Pick up the investing blog post at the point where it stops and keep writing it.

# Page:
⁂
Spending for the month came in at 1,757.  I’ve done better but its good to just be under budget.  I need to get a little further under budget to meet my tax burden without needing to increase withdrawals.  I have some additional expense hitting the credit cards next month as I registered for FinCon in Dallas and booked a hotel room.

Devour your prey raptors!


Buy The Traveler’s Companies (TRV)

I’m making a long term cash deployment.

music selection:  “Down To Earth” — Jem

weigh-in:  209.8 (2.0) – new low!

I often say that insurance is the best business in America.  The reason is simple.  Insurance companies have “float”.  Money that is not theirs that they can invest on their own behalf.  Good insurance companies have profitable underwriting which is the same as having access to a negative cost of capital.  One insurance company that has been on my radar for some time due to its history of solid underwriting is Traveler’s (TRV).  I finally hit the right combination of valuation and available cash to make a deployment.  This is a non-options position intended as a buy and hold investment.

Traveler’s sports a 12.5% return on equity (trailing twelve months) and regularly posts a ‘combined ratio’ of 90 or less.  For those of you who don’t speak insurance, combined ratio is a measure of underwriting success with 100 being breakeven and 90 being a very strong score indicating 10% margins on underwriting.  Anything the company makes above this from investment of float is gravy for investors.  I expect long term growth in book value per share from this company over 15% a year.  Shares also yield 2.27% annually.

Action taken: Bought 85 shares of TRV at 117.62.  I’ll be holding with a 25% trailing stop and otherwise hope to let it run forever.

Devour your prey raptors!


Update Discounted Bonds (IHRT)

First some unfinished business from yesterday, then bonds.
⁂
# Excerpted records:
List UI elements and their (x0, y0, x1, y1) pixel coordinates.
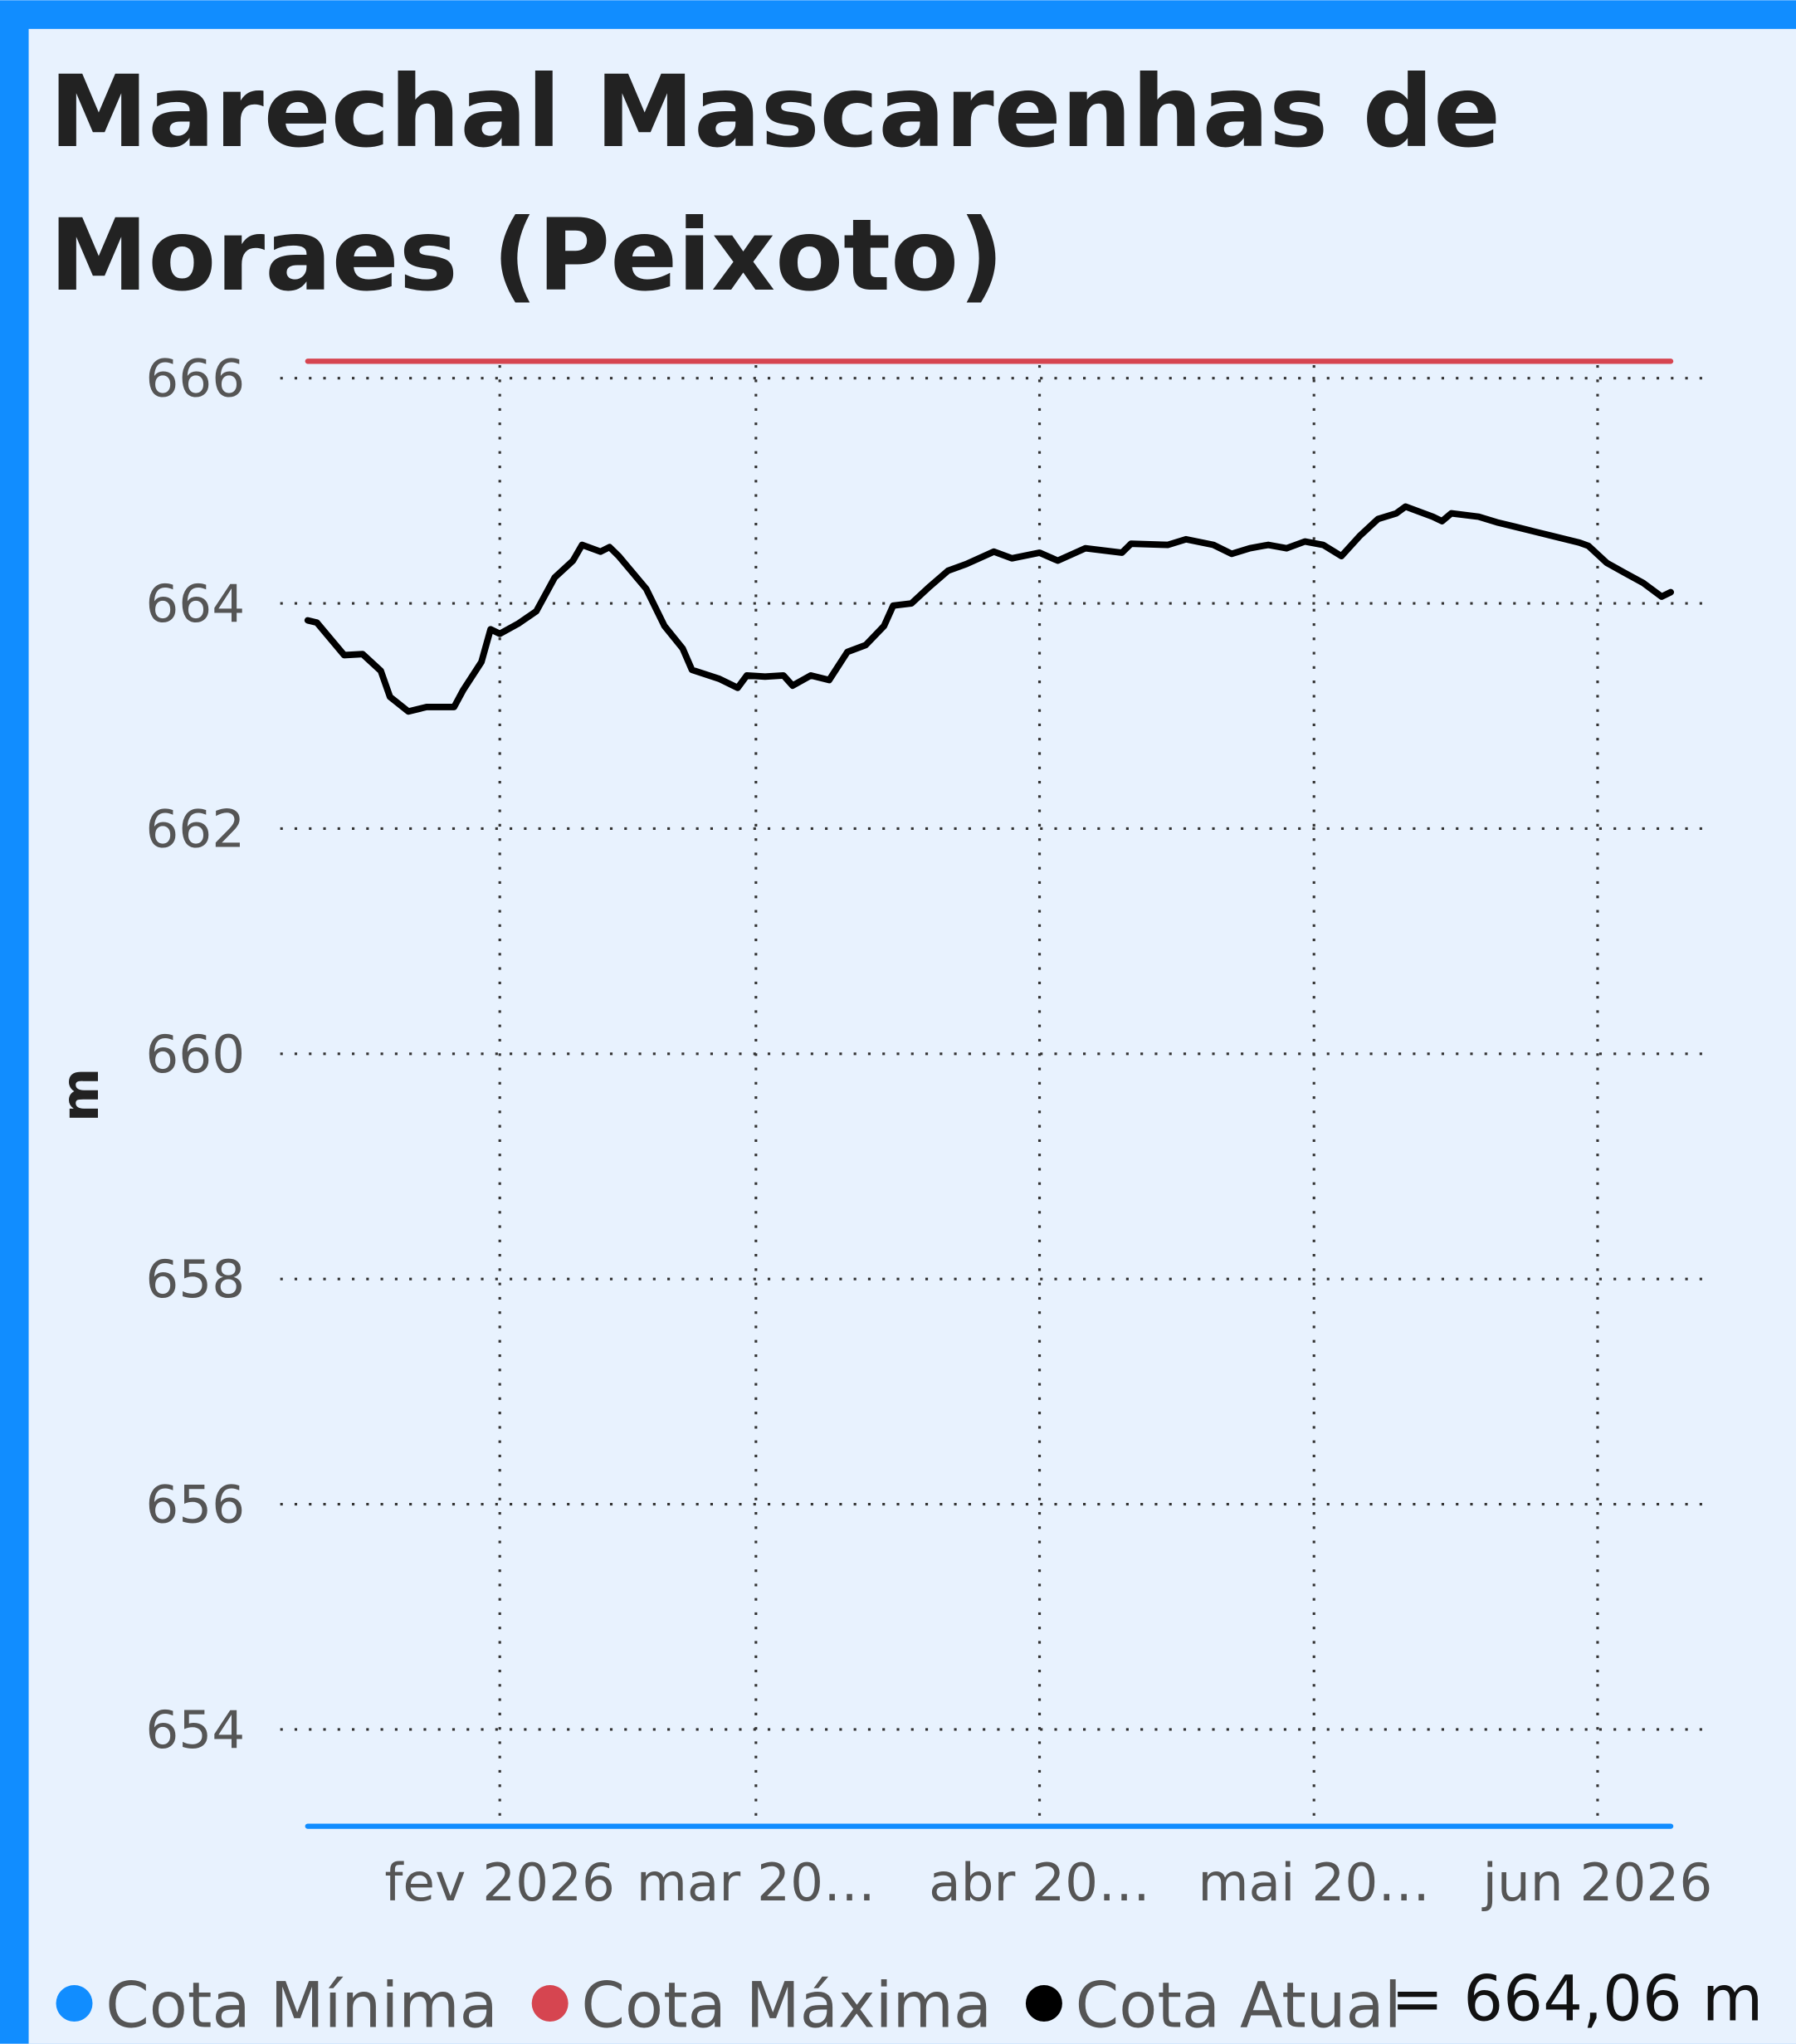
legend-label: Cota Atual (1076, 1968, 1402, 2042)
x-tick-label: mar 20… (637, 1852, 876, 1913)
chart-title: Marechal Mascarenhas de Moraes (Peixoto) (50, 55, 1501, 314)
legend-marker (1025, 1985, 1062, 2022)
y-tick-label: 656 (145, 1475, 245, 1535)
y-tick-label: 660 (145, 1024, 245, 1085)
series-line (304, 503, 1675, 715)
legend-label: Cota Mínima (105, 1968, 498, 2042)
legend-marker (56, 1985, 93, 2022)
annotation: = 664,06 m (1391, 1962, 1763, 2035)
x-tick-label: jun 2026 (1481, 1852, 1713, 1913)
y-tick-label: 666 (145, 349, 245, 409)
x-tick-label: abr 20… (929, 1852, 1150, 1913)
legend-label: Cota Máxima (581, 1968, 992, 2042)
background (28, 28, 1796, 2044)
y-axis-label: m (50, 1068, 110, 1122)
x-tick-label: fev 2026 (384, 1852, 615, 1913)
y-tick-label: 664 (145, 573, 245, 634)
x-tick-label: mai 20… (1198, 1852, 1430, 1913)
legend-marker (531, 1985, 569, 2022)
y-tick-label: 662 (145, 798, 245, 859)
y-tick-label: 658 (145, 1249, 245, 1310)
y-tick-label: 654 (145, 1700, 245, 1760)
⁂
# Final result:
music selection:  “Summertime Sadness” — Lana Del Rey

Yesterday, I was unable to sell a covered call in PSEC.  I went further out today and finally got filled about 8 minutes before market close.  I sold PSEC170519C00009000 for 9 cents a share.  The trade will be in force for 117 days (long for  me!) and yields a paltry 3.15% annualized.  It’s all bonus yield over the underlying distribution of 11.5% though.

A long open limit order for the 10.000 coupon 15JAN2018 maturity IHRT bond finally cleared today.  Originally, I purchased the bond on 13SEP2016 for 63 cents on the dollar.  I paid seven dollars in commissions and 33.89 in accrued interest.  Today, I sold for 78.25 cents on the dollar.  I paid 7.75 in commissions and collected 6.67 in accrued interest.  I also collected 50 dollars in coupons during the holding period.  The trade was in force for 133 days and  yielded 76.58% on an annualized basis.

This trade leaves me with just 6 outstanding bonds, half of which are in bankruptcy/debtor in possession status.  I’ll be waiting for a crack in the credit cycle to give existing bonds some weakness to buy into before topping up again.

Devour your prey raptors!


Monday trades: SXCP, SDLP, MAA, GEL, GE

Five trades made this morning.

music selection:  “Dream Ridiculous Implausible” — Jane Jensen

weigh-in:  211.8 (0.2)

Shares of Suncoke (SXCP) were assigned over the weekend.  I’m delighted to collect the 13.37% distribution yield.  I’m enhancing yield with a covered call.  I sold SXCP170217C00020000 for 20 cents a share.  The trade will be in force for 26 days and  yields 14.04% annualized.  The five contracts add 100 dollars in premium income for the month of February.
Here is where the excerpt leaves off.